— YOUR GOAL —
Extract each line from the entries below that has the string "DUCs" in it.

— RECORDS FOR THE TASK —
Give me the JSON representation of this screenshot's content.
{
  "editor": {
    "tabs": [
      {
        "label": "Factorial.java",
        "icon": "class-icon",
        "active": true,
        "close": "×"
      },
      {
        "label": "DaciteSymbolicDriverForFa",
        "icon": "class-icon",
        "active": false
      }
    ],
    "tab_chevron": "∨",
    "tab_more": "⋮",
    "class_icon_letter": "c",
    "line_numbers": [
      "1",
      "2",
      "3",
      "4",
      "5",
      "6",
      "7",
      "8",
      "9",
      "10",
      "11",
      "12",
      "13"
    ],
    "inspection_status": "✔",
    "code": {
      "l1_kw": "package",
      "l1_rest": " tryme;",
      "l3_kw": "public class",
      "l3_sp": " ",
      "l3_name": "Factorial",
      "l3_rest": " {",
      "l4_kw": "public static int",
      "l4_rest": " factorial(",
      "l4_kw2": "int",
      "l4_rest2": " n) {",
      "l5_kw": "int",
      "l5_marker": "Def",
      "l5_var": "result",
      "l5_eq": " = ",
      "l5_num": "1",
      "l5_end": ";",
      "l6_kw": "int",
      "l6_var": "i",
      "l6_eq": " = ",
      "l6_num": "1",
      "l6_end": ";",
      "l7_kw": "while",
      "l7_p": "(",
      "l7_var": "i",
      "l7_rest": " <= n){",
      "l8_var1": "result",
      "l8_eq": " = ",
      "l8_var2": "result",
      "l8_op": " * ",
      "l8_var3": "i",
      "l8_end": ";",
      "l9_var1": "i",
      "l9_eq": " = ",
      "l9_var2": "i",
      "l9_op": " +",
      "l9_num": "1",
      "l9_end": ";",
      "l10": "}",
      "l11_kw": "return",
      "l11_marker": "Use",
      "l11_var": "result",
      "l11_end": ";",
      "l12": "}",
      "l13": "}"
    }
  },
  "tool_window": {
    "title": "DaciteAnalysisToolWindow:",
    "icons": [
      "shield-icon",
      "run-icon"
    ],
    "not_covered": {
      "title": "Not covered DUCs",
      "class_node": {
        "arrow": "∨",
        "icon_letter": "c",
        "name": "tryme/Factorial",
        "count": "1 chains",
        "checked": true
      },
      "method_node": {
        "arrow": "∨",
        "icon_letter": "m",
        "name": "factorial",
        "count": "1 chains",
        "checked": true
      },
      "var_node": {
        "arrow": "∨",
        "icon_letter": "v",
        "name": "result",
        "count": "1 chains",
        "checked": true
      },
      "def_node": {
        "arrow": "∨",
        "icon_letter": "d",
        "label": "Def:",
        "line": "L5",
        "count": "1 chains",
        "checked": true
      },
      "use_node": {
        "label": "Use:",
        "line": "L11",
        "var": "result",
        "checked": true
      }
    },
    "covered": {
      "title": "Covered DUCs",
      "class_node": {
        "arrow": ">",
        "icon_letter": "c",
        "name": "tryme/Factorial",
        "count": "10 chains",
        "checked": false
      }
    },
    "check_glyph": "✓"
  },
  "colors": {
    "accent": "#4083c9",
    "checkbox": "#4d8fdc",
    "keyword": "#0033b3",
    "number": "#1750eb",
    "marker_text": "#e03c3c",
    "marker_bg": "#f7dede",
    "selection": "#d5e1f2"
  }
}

— WRITTEN ANSWER —
      "title": "Not covered DUCs",
      "title": "Covered DUCs",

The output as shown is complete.